Data listing =>
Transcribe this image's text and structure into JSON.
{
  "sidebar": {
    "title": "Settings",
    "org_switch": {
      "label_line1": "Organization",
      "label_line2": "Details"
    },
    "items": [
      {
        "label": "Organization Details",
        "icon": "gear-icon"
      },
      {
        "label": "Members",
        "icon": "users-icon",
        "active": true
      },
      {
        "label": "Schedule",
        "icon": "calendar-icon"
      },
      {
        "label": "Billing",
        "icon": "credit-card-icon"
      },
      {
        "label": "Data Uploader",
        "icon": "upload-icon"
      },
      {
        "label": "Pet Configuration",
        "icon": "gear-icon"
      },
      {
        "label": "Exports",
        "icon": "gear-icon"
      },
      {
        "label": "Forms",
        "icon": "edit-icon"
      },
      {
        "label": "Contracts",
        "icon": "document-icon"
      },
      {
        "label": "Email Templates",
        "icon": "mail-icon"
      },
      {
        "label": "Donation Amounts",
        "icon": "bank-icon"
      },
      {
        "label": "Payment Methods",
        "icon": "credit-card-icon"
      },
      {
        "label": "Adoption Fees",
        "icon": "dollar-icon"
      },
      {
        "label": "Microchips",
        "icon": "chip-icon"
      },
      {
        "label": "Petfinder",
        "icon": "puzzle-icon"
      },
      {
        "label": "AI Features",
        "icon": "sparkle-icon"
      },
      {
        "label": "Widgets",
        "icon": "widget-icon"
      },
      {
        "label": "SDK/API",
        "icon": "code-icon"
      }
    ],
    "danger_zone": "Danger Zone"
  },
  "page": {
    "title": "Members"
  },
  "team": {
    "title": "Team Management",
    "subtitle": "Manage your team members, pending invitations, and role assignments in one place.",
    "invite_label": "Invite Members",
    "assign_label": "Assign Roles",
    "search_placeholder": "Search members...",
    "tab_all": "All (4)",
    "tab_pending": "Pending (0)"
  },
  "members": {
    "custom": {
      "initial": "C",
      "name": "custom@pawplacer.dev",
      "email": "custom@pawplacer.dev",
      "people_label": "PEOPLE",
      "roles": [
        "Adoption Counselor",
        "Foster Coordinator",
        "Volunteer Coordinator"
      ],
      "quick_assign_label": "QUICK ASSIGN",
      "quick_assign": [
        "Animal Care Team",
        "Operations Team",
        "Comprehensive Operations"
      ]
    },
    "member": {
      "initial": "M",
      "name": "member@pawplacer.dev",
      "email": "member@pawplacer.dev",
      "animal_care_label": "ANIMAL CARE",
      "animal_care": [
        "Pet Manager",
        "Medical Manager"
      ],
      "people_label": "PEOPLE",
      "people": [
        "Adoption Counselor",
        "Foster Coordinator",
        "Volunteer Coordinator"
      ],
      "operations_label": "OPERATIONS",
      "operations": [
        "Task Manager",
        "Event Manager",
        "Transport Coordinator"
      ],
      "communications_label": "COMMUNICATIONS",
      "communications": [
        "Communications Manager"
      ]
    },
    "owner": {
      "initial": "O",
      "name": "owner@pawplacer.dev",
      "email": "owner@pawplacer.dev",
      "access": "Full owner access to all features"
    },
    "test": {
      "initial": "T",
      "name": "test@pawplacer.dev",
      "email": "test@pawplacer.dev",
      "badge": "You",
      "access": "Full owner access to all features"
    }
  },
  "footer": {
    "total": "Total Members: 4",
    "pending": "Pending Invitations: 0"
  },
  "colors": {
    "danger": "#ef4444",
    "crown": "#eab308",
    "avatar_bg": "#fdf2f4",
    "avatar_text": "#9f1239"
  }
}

Exercise details =>
Return every record, word for word.

Right answer =>
Transcribe this image's text and structure into JSON.
{
  "sidebar": {
    "title": "Settings",
    "org_switch": {
      "label_line1": "Organization",
      "label_line2": "Details"
    },
    "items": [
      {
        "label": "Organization Details",
        "icon": "gear-icon"
      },
      {
        "label": "Members",
        "icon": "users-icon",
        "active": true
      },
      {
        "label": "Schedule",
        "icon": "calendar-icon"
      },
      {
        "label": "Billing",
        "icon": "credit-card-icon"
      },
      {
        "label": "Data Uploader",
        "icon": "upload-icon"
      },
      {
        "label": "Pet Configuration",
        "icon": "gear-icon"
      },
      {
        "label": "Exports",
        "icon": "gear-icon"
      },
      {
        "label": "Forms",
        "icon": "edit-icon"
      },
      {
        "label": "Contracts",
        "icon": "document-icon"
      },
      {
        "label": "Email Templates",
        "icon": "mail-icon"
      },
      {
        "label": "Donation Amounts",
        "icon": "bank-icon"
      },
      {
        "label": "Payment Methods",
        "icon": "credit-card-icon"
      },
      {
        "label": "Adoption Fees",
        "icon": "dollar-icon"
      },
      {
        "label": "Microchips",
        "icon": "chip-icon"
      },
      {
        "label": "Petfinder",
        "icon": "puzzle-icon"
      },
      {
        "label": "AI Features",
        "icon": "sparkle-icon"
      },
      {
        "label": "Widgets",
        "icon": "widget-icon"
      },
      {
        "label": "SDK/API",
        "icon": "code-icon"
      }
    ],
    "danger_zone": "Danger Zone"
  },
  "page": {
    "title": "Members"
  },
  "team": {
    "title": "Team Management",
    "subtitle": "Manage your team members, pending invitations, and role assignments in one place.",
    "invite_label": "Invite Members",
    "assign_label": "Assign Roles",
    "search_placeholder": "Search members...",
    "tab_all": "All (4)",
    "tab_pending": "Pending (0)"
  },
  "members": {
    "custom": {
      "initial": "C",
      "name": "custom@pawplacer.dev",
      "email": "custom@pawplacer.dev",
      "people_label": "PEOPLE",
      "roles": [
        "Adoption Counselor",
        "Foster Coordinator",
        "Volunteer Coordinator"
      ],
      "quick_assign_label": "QUICK ASSIGN",
      "quick_assign": [
        "Animal Care Team",
        "Operations Team",
        "Comprehensive Operations"
      ]
    },
    "member": {
      "initial": "M",
      "name": "member@pawplacer.dev",
      "email": "member@pawplacer.dev",
      "animal_care_label": "ANIMAL CARE",
      "animal_care": [
        "Pet Manager",
        "Medical Manager"
      ],
      "people_label": "PEOPLE",
      "people": [
        "Adoption Counselor",
        "Foster Coordinator",
        "Volunteer Coordinator"
      ],
      "operations_label": "OPERATIONS",
      "operations": [
        "Task Manager",
        "Event Manager",
        "Transport Coordinator"
      ],
      "communications_label": "COMMUNICATIONS",
      "communications": [
        "Communications Manager"
      ]
    },
    "owner": {
      "initial": "O",
      "name": "owner@pawplacer.dev",
      "email": "owner@pawplacer.dev",
      "access": "Full owner access to all features"
    },
    "test": {
      "initial": "T",
      "name": "test@pawplacer.dev",
      "email": "test@pawplacer.dev",
      "badge": "You",
      "access": "Full owner access to all features"
    }
  },
  "footer": {
    "total": "Total Members: 4",
    "pending": "Pending Invitations: 0"
  },
  "colors": {
    "danger": "#ef4444",
    "crown": "#eab308",
    "avatar_bg": "#fdf2f4",
    "avatar_text": "#9f1239"
  }
}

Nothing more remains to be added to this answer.